(Records from a dataset)
____

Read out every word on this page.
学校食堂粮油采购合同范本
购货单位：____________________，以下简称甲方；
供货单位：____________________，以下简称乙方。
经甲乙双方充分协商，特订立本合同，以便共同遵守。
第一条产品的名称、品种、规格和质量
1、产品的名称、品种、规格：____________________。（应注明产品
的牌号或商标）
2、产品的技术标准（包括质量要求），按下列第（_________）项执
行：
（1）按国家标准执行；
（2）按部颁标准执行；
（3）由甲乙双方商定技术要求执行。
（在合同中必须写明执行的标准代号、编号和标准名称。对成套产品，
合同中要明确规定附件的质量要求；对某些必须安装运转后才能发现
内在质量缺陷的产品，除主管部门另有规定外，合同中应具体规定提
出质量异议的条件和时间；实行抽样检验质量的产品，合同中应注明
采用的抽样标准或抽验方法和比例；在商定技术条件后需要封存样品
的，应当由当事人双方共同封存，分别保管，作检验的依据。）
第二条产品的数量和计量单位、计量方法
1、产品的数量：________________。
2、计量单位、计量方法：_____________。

____

▸ **SET PROBLEM**: Every record above needs to be repeated word for word.

▸ **WRITTEN REPLY**:
Read out every word on this page.
学校食堂粮油采购合同范本
购货单位：____________________，以下简称甲方；
供货单位：____________________，以下简称乙方。
经甲乙双方充分协商，特订立本合同，以便共同遵守。
第一条产品的名称、品种、规格和质量
1、产品的名称、品种、规格：____________________。（应注明产品
的牌号或商标）
2、产品的技术标准（包括质量要求），按下列第（_________）项执
行：
（1）按国家标准执行；
（2）按部颁标准执行；
（3）由甲乙双方商定技术要求执行。
（在合同中必须写明执行的标准代号、编号和标准名称。对成套产品，
合同中要明确规定附件的质量要求；对某些必须安装运转后才能发现
内在质量缺陷的产品，除主管部门另有规定外，合同中应具体规定提
出质量异议的条件和时间；实行抽样检验质量的产品，合同中应注明
采用的抽样标准或抽验方法和比例；在商定技术条件后需要封存样品
的，应当由当事人双方共同封存，分别保管，作检验的依据。）
第二条产品的数量和计量单位、计量方法
1、产品的数量：________________。
2、计量单位、计量方法：_____________。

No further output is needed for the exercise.